#### What the task requires
Extract the text of every entry below exactly; leave images out.

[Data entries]
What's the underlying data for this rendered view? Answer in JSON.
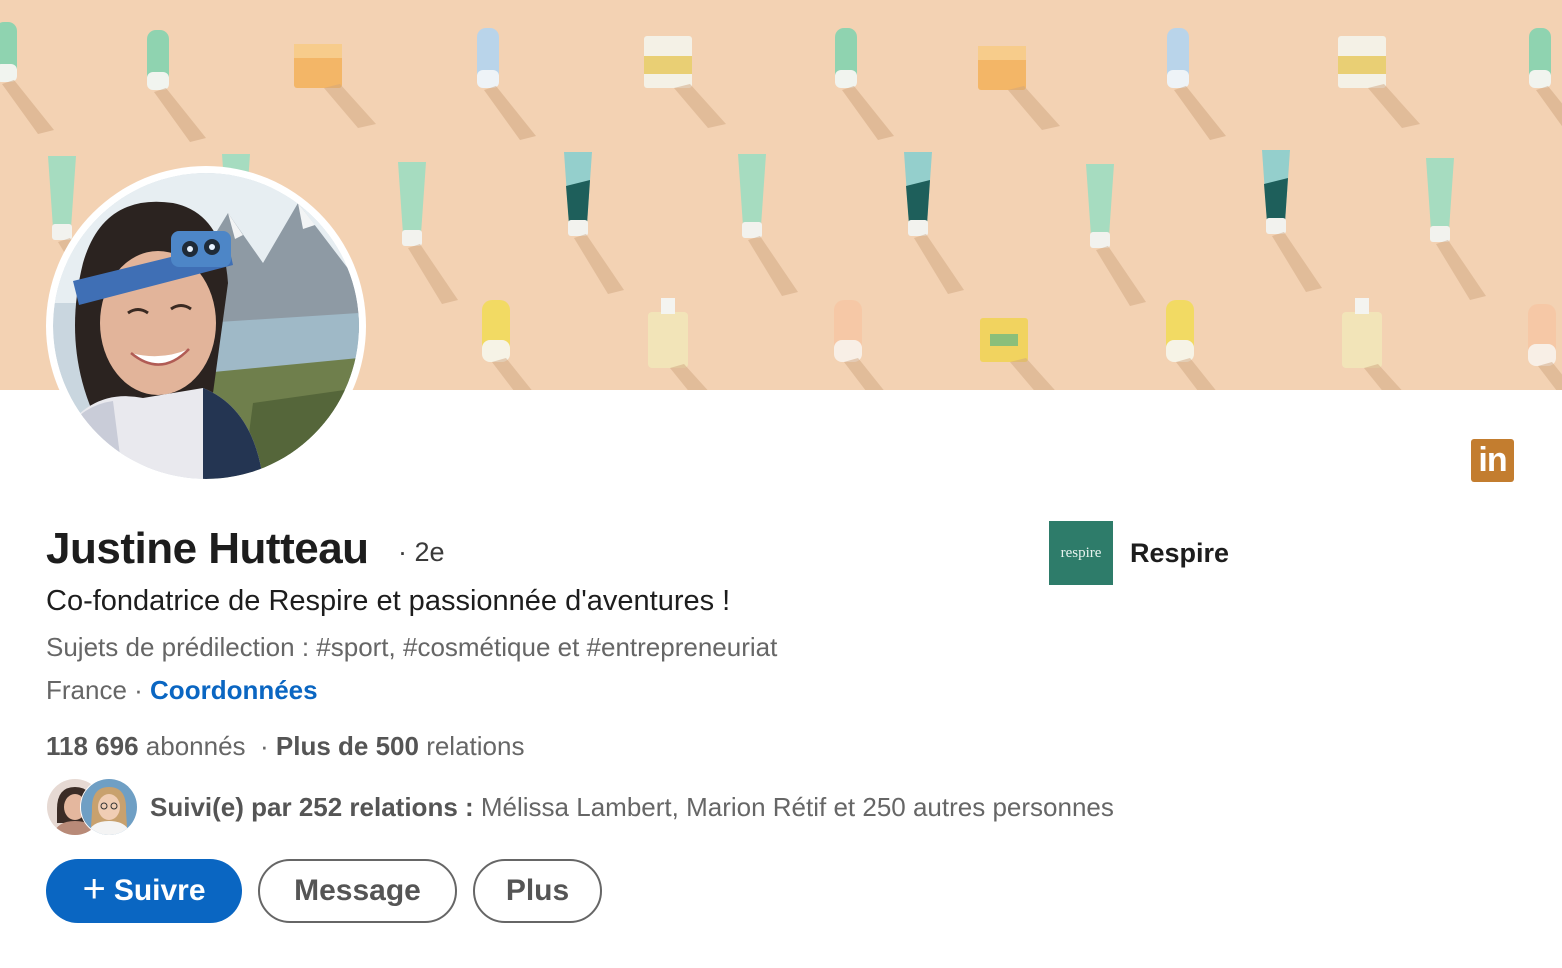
{
  "profile": {
    "name": "Justine Hutteau",
    "degree": "· 2e",
    "headline": "Co-fondatrice de Respire et passionnée d'aventures !",
    "topics": "Sujets de prédilection : #sport, #cosmétique et #entrepreneuriat",
    "location": "France · ",
    "contact_link": "Coordonnées",
    "followers_count": "118 696",
    "followers_label": " abonnés",
    "separator": "  · ",
    "connections_count": "Plus de 500",
    "connections_label": " relations"
  },
  "company": {
    "logo_text": "respire",
    "name": "Respire",
    "logo_color": "#2e7c6a"
  },
  "followed_by": {
    "lead": "Suivi(e) par 252 relations : ",
    "names": "Mélissa Lambert, Marion Rétif et 250 autres personnes"
  },
  "actions": {
    "follow_icon": "+",
    "follow_label": "Suivre",
    "message_label": "Message",
    "more_label": "Plus"
  },
  "badge": {
    "label": "in",
    "icon": "linkedin-icon",
    "color": "#c37d2f"
  },
  "colors": {
    "primary": "#0a66c2",
    "banner_bg": "#f3d2b3"
  }
}
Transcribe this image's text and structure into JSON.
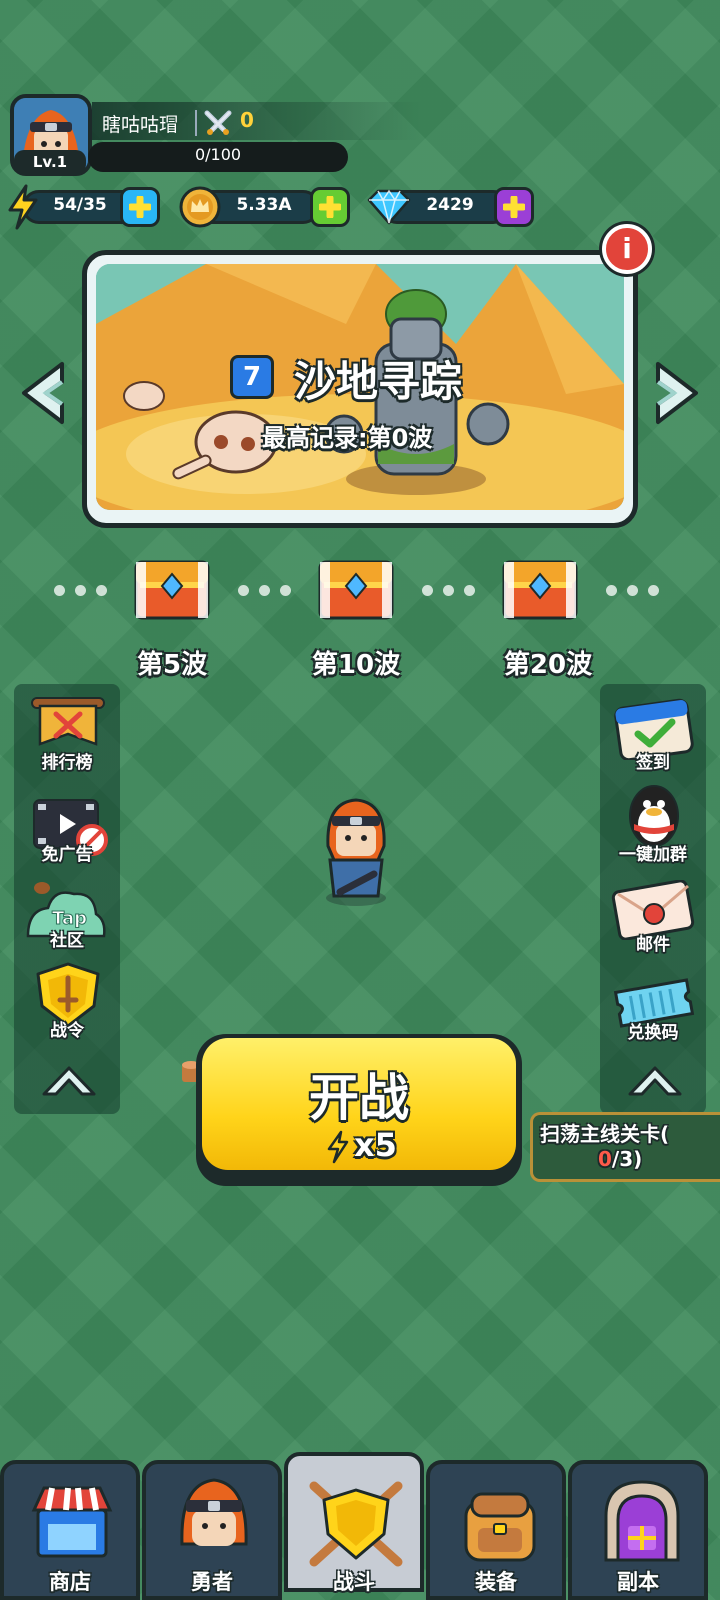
{
  "profile": {
    "name": "瞎咕咕瑁",
    "level": "Lv.1",
    "power": "0",
    "xp": "0/100"
  },
  "resources": {
    "energy": "54/35",
    "gold": "5.33A",
    "gems": "2429"
  },
  "stage": {
    "number": "7",
    "name": "沙地寻踪",
    "best_record": "最高记录:第0波",
    "info_icon": "i"
  },
  "chests": [
    {
      "label": "第5波"
    },
    {
      "label": "第10波"
    },
    {
      "label": "第20波"
    }
  ],
  "left_menu": [
    {
      "label": "排行榜"
    },
    {
      "label": "免广告"
    },
    {
      "label": "社区",
      "badge": "Tap"
    },
    {
      "label": "战令"
    }
  ],
  "right_menu": [
    {
      "label": "签到"
    },
    {
      "label": "一键加群"
    },
    {
      "label": "邮件"
    },
    {
      "label": "兑换码"
    }
  ],
  "start": {
    "label": "开战",
    "cost": "x5"
  },
  "sweep": {
    "title": "扫荡主线关卡(",
    "count_current": "0",
    "count_rest": "/3)"
  },
  "nav": [
    {
      "label": "商店"
    },
    {
      "label": "勇者"
    },
    {
      "label": "战斗",
      "active": true
    },
    {
      "label": "装备"
    },
    {
      "label": "副本"
    }
  ],
  "colors": {
    "accent_yellow": "#ffd41a",
    "plus_blue": "#29b6f6",
    "plus_green": "#66cc33",
    "plus_purple": "#9b3fd6",
    "stage_badge": "#2a7be4",
    "info_red": "#e2443a"
  }
}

#### Output below
What's the underlying data for this rendered view? Answer in JSON.
{
  "profile": {
    "name": "Justine Hutteau",
    "degree": "· 2e",
    "headline": "Co-fondatrice de Respire et passionnée d'aventures !",
    "topics": "Sujets de prédilection : #sport, #cosmétique et #entrepreneuriat",
    "location": "France · ",
    "contact_link": "Coordonnées",
    "followers_count": "118 696",
    "followers_label": " abonnés",
    "separator": "  · ",
    "connections_count": "Plus de 500",
    "connections_label": " relations"
  },
  "company": {
    "logo_text": "respire",
    "name": "Respire",
    "logo_color": "#2e7c6a"
  },
  "followed_by": {
    "lead": "Suivi(e) par 252 relations : ",
    "names": "Mélissa Lambert, Marion Rétif et 250 autres personnes"
  },
  "actions": {
    "follow_icon": "+",
    "follow_label": "Suivre",
    "message_label": "Message",
    "more_label": "Plus"
  },
  "badge": {
    "label": "in",
    "icon": "linkedin-icon",
    "color": "#c37d2f"
  },
  "colors": {
    "primary": "#0a66c2",
    "banner_bg": "#f3d2b3"
  }
}
Transcribe this image's text and structure into JSON.
{
  "profile": {
    "name": "瞎咕咕瑁",
    "level": "Lv.1",
    "power": "0",
    "xp": "0/100"
  },
  "resources": {
    "energy": "54/35",
    "gold": "5.33A",
    "gems": "2429"
  },
  "stage": {
    "number": "7",
    "name": "沙地寻踪",
    "best_record": "最高记录:第0波",
    "info_icon": "i"
  },
  "chests": [
    {
      "label": "第5波"
    },
    {
      "label": "第10波"
    },
    {
      "label": "第20波"
    }
  ],
  "left_menu": [
    {
      "label": "排行榜"
    },
    {
      "label": "免广告"
    },
    {
      "label": "社区",
      "badge": "Tap"
    },
    {
      "label": "战令"
    }
  ],
  "right_menu": [
    {
      "label": "签到"
    },
    {
      "label": "一键加群"
    },
    {
      "label": "邮件"
    },
    {
      "label": "兑换码"
    }
  ],
  "start": {
    "label": "开战",
    "cost": "x5"
  },
  "sweep": {
    "title": "扫荡主线关卡(",
    "count_current": "0",
    "count_rest": "/3)"
  },
  "nav": [
    {
      "label": "商店"
    },
    {
      "label": "勇者"
    },
    {
      "label": "战斗",
      "active": true
    },
    {
      "label": "装备"
    },
    {
      "label": "副本"
    }
  ],
  "colors": {
    "accent_yellow": "#ffd41a",
    "plus_blue": "#29b6f6",
    "plus_green": "#66cc33",
    "plus_purple": "#9b3fd6",
    "stage_badge": "#2a7be4",
    "info_red": "#e2443a"
  }
}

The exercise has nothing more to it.